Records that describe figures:
-- -- --
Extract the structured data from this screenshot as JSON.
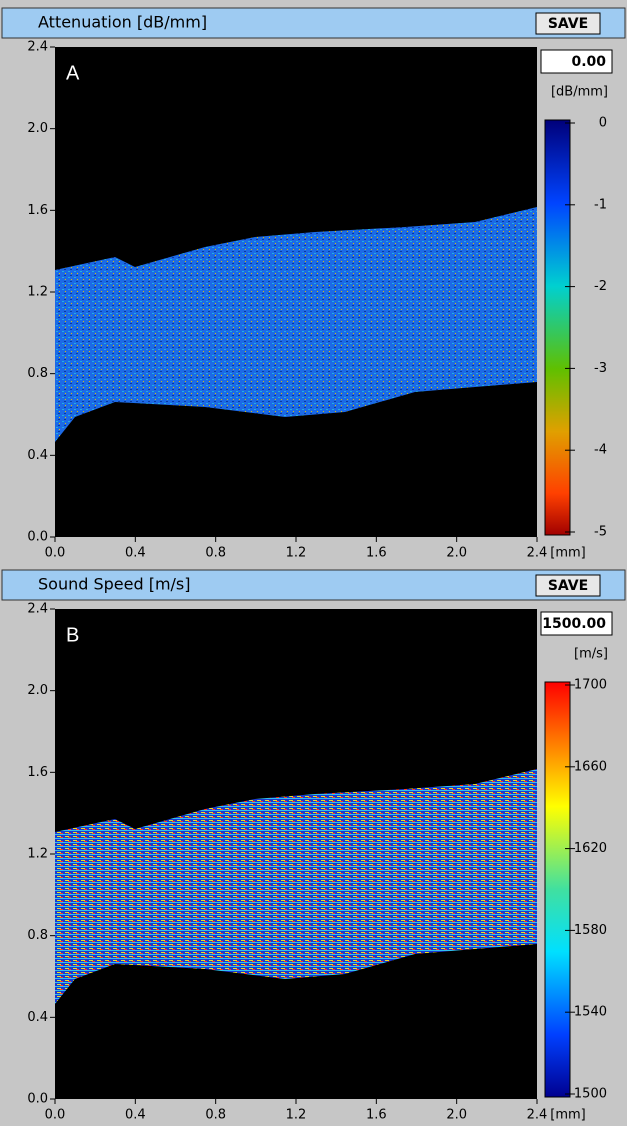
{
  "panels": [
    {
      "title": "Attenuation [dB/mm]",
      "button": "SAVE",
      "letter": "A",
      "value": "0.00",
      "unit": "[dB/mm]",
      "x_unit": "[mm]",
      "x_ticks": [
        "0.0",
        "0.4",
        "0.8",
        "1.2",
        "1.6",
        "2.0",
        "2.4"
      ],
      "y_ticks": [
        "0.0",
        "0.4",
        "0.8",
        "1.2",
        "1.6",
        "2.0",
        "2.4"
      ],
      "colorbar_ticks": [
        "0",
        "-1",
        "-2",
        "-3",
        "-4",
        "-5"
      ]
    },
    {
      "title": "Sound Speed [m/s]",
      "button": "SAVE",
      "letter": "B",
      "value": "1500.00",
      "unit": "[m/s]",
      "x_unit": "[mm]",
      "x_ticks": [
        "0.0",
        "0.4",
        "0.8",
        "1.2",
        "1.6",
        "2.0",
        "2.4"
      ],
      "y_ticks": [
        "0.0",
        "0.4",
        "0.8",
        "1.2",
        "1.6",
        "2.0",
        "2.4"
      ],
      "colorbar_ticks": [
        "1700",
        "1660",
        "1620",
        "1580",
        "1540",
        "1500"
      ]
    }
  ]
}
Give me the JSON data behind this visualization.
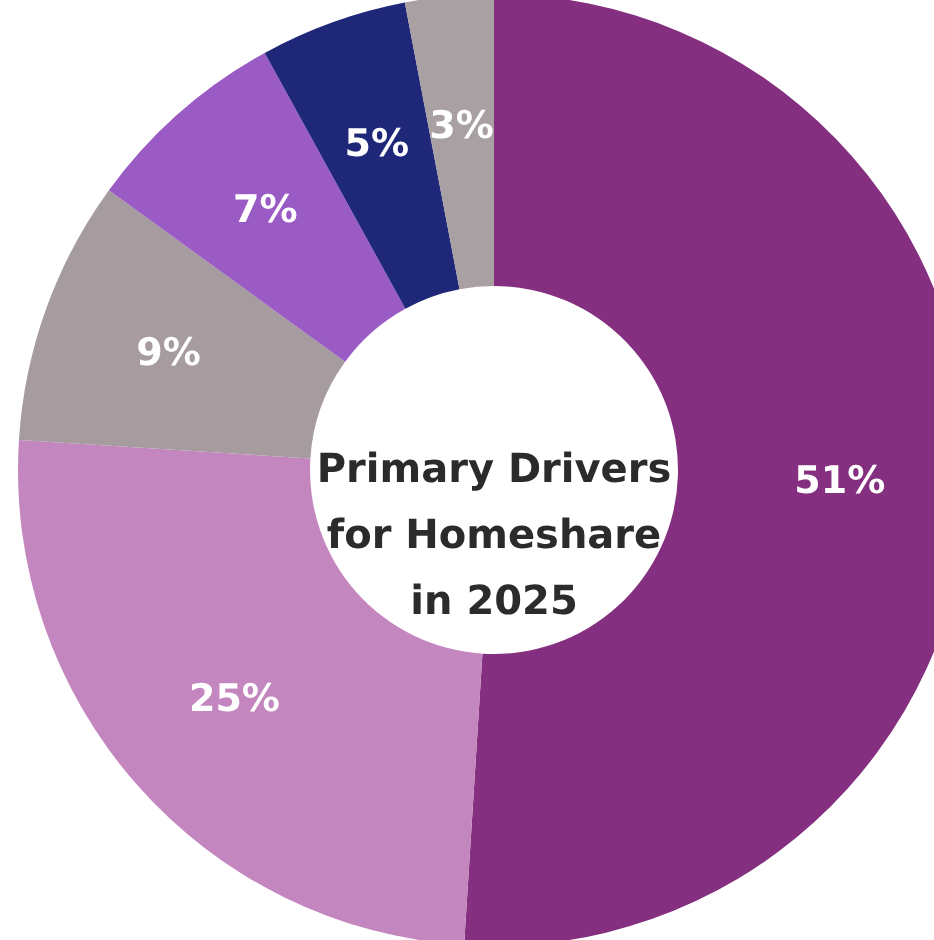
{
  "chart_data": {
    "type": "donut",
    "title": "Primary Drivers for Homeshare in 2025",
    "categories": [
      null,
      null,
      null,
      null,
      null,
      null
    ],
    "values": [
      51,
      25,
      9,
      7,
      5,
      3
    ],
    "colors": [
      "#842f7f",
      "#c386bf",
      "#a69b9f",
      "#9b5bc4",
      "#1f2878",
      "#a9a0a4"
    ],
    "value_labels": [
      "51%",
      "25%",
      "9%",
      "7%",
      "5%",
      "3%"
    ]
  }
}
-- -- --
Requirements: Leave the pictures out and reproduce each record exactly as written.

Answer:
Extract the structured data from this screenshot as JSON.
{
  "panels": [
    {
      "title": "Attenuation [dB/mm]",
      "button": "SAVE",
      "letter": "A",
      "value": "0.00",
      "unit": "[dB/mm]",
      "x_unit": "[mm]",
      "x_ticks": [
        "0.0",
        "0.4",
        "0.8",
        "1.2",
        "1.6",
        "2.0",
        "2.4"
      ],
      "y_ticks": [
        "0.0",
        "0.4",
        "0.8",
        "1.2",
        "1.6",
        "2.0",
        "2.4"
      ],
      "colorbar_ticks": [
        "0",
        "-1",
        "-2",
        "-3",
        "-4",
        "-5"
      ]
    },
    {
      "title": "Sound Speed [m/s]",
      "button": "SAVE",
      "letter": "B",
      "value": "1500.00",
      "unit": "[m/s]",
      "x_unit": "[mm]",
      "x_ticks": [
        "0.0",
        "0.4",
        "0.8",
        "1.2",
        "1.6",
        "2.0",
        "2.4"
      ],
      "y_ticks": [
        "0.0",
        "0.4",
        "0.8",
        "1.2",
        "1.6",
        "2.0",
        "2.4"
      ],
      "colorbar_ticks": [
        "1700",
        "1660",
        "1620",
        "1580",
        "1540",
        "1500"
      ]
    }
  ]
}
Give me the JSON data behind this visualization.
{
  "chart_data": {
    "type": "donut",
    "title": "Primary Drivers for Homeshare in 2025",
    "categories": [
      null,
      null,
      null,
      null,
      null,
      null
    ],
    "values": [
      51,
      25,
      9,
      7,
      5,
      3
    ],
    "colors": [
      "#842f7f",
      "#c386bf",
      "#a69b9f",
      "#9b5bc4",
      "#1f2878",
      "#a9a0a4"
    ],
    "value_labels": [
      "51%",
      "25%",
      "9%",
      "7%",
      "5%",
      "3%"
    ]
  }
}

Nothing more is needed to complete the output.